▶ [Material supplied]:
———

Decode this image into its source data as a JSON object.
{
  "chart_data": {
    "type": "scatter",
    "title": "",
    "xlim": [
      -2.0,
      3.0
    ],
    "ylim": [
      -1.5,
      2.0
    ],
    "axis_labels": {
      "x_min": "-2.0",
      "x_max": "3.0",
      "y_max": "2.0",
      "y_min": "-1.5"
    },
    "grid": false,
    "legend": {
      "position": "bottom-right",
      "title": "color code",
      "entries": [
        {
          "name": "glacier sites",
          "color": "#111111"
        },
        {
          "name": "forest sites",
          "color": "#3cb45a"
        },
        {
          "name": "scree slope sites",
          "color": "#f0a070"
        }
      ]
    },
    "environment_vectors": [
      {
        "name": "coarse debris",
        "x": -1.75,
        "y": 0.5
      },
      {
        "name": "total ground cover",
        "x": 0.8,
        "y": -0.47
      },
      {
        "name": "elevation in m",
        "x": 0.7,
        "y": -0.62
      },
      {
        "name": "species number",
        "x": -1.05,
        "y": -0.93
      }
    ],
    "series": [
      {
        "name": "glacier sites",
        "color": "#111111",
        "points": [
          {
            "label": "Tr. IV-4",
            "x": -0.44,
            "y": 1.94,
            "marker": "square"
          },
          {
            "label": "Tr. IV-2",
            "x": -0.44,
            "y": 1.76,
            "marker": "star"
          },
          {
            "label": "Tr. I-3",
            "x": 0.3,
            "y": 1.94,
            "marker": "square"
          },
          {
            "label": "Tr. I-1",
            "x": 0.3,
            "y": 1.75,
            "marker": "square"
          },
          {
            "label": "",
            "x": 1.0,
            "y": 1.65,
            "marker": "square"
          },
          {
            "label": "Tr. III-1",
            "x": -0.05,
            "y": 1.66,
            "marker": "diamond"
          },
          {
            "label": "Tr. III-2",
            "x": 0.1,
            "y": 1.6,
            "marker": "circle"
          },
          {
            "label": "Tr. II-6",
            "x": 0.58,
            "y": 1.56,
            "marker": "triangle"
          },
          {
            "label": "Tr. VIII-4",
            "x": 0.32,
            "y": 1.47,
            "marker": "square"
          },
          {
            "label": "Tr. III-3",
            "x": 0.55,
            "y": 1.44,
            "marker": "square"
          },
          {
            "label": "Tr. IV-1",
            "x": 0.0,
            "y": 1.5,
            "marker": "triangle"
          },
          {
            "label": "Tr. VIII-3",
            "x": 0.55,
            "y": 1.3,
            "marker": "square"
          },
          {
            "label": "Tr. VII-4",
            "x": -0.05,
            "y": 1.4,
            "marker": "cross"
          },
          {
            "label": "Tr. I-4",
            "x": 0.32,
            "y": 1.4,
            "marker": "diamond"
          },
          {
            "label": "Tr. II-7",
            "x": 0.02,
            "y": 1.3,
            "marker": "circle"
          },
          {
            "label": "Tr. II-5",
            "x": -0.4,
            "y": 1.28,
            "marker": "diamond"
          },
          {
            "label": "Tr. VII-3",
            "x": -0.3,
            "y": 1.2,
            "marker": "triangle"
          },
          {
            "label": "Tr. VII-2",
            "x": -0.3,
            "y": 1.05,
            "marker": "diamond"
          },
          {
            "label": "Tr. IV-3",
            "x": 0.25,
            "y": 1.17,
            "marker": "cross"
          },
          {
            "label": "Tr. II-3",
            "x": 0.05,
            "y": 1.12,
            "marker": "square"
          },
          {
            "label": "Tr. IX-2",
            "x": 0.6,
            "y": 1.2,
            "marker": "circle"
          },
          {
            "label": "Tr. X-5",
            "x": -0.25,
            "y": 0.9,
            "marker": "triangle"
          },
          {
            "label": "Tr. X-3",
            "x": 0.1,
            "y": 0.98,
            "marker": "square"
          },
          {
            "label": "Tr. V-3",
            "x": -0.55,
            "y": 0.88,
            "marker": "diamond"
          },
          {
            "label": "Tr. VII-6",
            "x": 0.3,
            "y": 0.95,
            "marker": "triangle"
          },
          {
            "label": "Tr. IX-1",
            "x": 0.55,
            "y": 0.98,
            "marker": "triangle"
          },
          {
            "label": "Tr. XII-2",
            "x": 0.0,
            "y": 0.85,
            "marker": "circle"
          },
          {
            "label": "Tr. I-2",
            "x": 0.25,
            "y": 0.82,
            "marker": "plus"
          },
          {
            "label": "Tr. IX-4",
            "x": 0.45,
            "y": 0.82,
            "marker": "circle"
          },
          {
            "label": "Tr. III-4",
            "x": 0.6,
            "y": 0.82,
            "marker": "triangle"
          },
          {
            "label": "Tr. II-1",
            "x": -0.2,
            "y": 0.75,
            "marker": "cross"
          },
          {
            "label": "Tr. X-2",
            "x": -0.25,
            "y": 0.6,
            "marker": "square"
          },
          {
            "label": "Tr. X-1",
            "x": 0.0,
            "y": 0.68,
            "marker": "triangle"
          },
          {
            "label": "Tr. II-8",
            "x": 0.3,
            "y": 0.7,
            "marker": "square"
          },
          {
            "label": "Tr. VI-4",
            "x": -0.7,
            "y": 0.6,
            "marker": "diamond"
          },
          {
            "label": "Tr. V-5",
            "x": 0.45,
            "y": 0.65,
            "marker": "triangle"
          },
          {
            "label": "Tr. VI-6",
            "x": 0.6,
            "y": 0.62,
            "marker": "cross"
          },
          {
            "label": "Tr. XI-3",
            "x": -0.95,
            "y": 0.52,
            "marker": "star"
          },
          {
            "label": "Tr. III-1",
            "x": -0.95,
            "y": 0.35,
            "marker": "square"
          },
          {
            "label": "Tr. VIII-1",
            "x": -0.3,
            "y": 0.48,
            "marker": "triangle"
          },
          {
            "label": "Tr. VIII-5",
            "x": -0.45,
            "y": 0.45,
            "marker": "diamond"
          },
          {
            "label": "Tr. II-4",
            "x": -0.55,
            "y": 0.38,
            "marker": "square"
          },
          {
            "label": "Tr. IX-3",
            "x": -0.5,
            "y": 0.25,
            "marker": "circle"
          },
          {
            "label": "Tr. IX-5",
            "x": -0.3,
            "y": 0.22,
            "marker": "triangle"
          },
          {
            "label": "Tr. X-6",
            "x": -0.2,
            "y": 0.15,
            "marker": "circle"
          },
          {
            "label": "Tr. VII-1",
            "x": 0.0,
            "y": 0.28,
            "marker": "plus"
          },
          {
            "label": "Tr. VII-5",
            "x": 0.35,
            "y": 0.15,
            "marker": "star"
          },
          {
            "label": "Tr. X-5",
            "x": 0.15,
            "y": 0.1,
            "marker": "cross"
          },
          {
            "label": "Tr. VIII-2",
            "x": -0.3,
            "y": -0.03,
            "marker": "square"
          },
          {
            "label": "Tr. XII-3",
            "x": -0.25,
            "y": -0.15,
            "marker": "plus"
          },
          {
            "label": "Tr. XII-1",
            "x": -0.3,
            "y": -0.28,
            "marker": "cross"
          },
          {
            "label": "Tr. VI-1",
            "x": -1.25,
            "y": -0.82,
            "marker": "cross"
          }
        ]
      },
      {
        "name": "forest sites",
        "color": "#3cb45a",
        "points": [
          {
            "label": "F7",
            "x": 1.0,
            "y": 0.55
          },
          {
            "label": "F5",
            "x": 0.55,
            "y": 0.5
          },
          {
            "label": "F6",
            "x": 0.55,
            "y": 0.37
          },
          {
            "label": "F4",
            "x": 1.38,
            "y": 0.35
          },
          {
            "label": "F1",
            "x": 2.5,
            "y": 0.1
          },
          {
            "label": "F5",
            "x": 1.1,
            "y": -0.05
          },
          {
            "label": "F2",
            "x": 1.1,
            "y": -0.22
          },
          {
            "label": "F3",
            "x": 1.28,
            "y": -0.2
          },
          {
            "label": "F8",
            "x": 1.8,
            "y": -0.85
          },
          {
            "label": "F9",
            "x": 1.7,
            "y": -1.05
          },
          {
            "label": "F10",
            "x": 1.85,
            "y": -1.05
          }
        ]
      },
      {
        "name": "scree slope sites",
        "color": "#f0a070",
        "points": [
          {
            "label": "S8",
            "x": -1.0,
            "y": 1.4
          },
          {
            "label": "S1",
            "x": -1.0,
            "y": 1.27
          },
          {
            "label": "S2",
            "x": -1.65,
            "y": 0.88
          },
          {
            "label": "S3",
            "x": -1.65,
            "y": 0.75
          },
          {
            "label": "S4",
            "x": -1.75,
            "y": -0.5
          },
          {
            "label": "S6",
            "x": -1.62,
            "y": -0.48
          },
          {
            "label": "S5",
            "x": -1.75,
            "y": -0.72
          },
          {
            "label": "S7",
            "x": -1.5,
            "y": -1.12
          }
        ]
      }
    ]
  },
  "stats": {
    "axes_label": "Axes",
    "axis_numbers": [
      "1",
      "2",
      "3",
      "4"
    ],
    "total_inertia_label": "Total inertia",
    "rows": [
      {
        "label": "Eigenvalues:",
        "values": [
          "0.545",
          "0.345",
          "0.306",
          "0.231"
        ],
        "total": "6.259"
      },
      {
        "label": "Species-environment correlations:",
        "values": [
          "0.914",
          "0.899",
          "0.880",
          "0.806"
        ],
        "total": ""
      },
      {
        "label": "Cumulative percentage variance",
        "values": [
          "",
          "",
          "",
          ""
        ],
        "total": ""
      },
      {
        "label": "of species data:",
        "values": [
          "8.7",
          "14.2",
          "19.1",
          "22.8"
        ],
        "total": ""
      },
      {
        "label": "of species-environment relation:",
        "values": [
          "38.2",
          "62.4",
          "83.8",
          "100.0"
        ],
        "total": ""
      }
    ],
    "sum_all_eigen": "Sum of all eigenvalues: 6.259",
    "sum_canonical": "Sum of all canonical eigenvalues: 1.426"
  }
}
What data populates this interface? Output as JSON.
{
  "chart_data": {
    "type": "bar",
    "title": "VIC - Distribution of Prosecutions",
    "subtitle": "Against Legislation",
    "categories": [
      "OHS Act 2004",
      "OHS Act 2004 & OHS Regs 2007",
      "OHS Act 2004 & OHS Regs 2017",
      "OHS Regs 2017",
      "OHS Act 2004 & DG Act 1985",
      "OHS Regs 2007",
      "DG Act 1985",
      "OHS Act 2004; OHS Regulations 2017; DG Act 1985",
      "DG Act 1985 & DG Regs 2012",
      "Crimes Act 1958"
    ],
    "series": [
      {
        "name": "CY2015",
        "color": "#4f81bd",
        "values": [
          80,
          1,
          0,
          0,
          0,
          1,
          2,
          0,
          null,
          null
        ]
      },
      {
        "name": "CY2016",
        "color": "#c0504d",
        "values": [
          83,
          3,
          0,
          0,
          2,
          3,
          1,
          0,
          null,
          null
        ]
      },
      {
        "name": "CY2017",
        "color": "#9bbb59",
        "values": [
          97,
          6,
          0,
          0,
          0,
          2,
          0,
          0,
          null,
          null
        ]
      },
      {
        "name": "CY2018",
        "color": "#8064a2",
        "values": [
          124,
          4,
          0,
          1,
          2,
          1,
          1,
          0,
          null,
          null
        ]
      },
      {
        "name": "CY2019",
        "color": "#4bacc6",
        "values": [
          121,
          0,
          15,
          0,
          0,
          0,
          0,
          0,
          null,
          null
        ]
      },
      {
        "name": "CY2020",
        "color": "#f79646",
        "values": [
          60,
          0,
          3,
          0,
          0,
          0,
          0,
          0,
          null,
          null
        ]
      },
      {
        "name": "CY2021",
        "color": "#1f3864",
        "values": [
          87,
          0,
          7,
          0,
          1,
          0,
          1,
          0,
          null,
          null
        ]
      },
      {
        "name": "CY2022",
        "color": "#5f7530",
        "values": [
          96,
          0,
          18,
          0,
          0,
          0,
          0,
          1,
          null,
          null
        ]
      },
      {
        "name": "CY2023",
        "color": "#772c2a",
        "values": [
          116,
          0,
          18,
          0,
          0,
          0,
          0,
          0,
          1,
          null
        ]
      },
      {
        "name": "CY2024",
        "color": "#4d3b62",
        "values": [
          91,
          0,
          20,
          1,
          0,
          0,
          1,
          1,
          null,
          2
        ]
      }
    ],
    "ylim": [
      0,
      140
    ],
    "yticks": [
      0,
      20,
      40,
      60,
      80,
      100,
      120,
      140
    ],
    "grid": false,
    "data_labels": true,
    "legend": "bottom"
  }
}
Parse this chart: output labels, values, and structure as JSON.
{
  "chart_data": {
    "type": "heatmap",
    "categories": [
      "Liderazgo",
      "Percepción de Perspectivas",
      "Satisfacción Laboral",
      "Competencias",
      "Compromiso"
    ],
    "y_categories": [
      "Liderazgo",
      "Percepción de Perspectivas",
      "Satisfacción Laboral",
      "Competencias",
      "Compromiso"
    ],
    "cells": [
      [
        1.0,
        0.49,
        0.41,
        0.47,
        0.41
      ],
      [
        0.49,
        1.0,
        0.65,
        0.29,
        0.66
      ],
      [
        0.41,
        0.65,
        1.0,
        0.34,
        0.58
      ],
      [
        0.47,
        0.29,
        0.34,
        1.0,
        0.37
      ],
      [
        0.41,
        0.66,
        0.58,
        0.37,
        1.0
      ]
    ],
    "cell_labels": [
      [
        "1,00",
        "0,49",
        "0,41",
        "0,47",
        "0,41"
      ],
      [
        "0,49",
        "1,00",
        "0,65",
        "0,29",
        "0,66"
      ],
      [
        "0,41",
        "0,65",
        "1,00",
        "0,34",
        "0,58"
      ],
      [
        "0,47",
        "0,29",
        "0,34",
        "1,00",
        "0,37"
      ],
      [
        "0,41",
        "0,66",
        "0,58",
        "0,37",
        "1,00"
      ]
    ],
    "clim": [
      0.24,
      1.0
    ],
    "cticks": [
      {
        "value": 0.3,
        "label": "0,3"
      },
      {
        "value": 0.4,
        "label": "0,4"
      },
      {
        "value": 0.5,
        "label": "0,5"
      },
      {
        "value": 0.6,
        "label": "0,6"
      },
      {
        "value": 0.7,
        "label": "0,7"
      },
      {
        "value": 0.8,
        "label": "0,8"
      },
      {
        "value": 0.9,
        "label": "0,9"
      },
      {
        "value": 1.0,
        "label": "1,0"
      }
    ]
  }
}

———

Pick out the lines containing the string "sites".

▶ [Response to this exercise]:
          "name": "glacier sites",
          "name": "forest sites",
          "name": "scree slope sites",
        "name": "glacier sites",
        "name": "forest sites",
        "name": "scree slope sites",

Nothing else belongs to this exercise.